▶ **MATERIAL SUPPLIED**:
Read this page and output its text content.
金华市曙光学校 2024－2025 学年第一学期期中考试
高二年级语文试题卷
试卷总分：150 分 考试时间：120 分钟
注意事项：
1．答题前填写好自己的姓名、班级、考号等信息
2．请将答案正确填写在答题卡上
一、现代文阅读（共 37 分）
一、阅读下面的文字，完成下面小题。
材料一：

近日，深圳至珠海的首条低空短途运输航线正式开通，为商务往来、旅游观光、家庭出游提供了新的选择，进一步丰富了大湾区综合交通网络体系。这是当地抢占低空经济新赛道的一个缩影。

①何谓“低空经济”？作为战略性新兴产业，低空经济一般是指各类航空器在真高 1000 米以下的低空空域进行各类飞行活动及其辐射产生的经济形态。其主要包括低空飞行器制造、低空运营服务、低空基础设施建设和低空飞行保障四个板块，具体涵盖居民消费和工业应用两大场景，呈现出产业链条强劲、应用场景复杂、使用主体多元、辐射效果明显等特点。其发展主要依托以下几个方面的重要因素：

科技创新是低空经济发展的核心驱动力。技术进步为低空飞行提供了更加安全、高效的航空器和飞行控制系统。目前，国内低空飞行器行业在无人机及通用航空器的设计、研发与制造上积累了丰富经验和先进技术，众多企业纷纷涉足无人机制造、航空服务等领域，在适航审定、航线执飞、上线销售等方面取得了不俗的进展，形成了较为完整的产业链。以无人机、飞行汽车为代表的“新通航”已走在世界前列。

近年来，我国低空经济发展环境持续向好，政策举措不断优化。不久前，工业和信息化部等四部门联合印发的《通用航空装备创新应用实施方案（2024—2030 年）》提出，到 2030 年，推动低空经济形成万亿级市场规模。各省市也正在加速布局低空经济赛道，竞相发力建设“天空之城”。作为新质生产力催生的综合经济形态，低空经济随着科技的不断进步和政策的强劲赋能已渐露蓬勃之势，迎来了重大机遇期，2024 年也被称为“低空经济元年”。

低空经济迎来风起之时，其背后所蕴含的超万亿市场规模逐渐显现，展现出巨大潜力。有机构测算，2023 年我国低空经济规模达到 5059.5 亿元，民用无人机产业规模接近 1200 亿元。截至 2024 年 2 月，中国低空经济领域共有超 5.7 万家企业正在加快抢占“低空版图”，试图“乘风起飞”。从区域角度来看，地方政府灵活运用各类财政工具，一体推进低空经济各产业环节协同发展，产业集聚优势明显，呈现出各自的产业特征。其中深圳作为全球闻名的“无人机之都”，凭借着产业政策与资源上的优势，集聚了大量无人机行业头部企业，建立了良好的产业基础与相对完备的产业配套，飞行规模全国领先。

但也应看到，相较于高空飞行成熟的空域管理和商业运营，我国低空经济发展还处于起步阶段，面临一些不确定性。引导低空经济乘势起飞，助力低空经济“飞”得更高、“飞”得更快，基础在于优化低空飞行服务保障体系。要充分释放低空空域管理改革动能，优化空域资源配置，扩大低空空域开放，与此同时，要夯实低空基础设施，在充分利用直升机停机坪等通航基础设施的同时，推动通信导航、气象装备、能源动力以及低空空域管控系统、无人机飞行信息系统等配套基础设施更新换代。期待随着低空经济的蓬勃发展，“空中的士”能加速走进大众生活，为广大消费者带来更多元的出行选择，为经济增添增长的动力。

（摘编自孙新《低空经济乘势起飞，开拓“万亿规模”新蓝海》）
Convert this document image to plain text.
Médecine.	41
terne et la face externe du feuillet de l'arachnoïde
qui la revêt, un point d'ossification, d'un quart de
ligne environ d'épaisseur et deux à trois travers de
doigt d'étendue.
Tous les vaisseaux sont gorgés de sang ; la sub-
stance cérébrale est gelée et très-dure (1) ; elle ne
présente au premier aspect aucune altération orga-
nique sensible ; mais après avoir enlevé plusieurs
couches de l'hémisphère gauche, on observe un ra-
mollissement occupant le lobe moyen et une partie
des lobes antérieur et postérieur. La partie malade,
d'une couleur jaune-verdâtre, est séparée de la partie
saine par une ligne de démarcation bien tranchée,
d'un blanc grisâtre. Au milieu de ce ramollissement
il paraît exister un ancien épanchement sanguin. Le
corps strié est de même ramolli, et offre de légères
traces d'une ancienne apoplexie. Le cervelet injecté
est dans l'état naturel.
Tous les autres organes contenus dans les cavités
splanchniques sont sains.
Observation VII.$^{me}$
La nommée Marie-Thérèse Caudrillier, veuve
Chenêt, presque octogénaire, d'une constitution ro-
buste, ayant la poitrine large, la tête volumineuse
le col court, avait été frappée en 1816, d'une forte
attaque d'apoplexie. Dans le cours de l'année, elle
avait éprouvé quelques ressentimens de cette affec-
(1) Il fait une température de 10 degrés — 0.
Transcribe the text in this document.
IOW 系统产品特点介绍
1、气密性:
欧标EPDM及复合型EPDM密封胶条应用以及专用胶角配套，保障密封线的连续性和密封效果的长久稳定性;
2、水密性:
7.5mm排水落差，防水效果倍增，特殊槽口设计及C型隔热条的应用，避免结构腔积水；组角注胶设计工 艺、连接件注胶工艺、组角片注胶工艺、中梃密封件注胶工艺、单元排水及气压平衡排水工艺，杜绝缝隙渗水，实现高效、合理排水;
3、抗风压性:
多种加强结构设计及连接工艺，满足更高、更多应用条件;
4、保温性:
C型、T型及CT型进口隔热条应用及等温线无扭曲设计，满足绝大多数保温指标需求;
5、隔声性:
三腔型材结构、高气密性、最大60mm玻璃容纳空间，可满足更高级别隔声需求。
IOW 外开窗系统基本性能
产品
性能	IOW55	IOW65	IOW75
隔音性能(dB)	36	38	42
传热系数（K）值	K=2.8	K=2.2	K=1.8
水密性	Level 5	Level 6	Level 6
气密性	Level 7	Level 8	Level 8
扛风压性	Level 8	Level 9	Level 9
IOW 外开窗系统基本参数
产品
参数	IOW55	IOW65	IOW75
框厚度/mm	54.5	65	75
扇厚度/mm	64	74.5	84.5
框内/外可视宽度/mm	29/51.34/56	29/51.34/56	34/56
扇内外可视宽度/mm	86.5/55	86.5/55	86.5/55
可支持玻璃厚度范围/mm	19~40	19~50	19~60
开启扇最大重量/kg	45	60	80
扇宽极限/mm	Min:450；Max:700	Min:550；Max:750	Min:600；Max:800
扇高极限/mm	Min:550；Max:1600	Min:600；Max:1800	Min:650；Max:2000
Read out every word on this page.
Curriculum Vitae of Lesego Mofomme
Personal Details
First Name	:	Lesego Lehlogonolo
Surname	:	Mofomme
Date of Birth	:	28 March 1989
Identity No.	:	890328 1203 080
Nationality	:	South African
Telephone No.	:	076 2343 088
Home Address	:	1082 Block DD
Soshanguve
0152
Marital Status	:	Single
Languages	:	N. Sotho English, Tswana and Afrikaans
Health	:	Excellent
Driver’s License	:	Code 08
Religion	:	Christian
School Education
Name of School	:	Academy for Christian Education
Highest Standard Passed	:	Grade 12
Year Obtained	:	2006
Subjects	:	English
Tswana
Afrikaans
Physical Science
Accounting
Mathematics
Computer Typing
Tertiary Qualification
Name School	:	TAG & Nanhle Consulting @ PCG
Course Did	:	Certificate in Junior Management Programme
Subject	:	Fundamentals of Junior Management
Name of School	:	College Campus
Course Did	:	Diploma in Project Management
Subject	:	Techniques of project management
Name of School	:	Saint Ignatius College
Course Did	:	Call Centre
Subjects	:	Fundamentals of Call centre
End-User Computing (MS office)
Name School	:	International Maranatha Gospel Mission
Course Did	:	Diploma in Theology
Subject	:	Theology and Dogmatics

▶ **SHORT TASK**: State how many lines in the records above contain the word "page", giving only the number.

▶ **FULL OUTPUT**: 2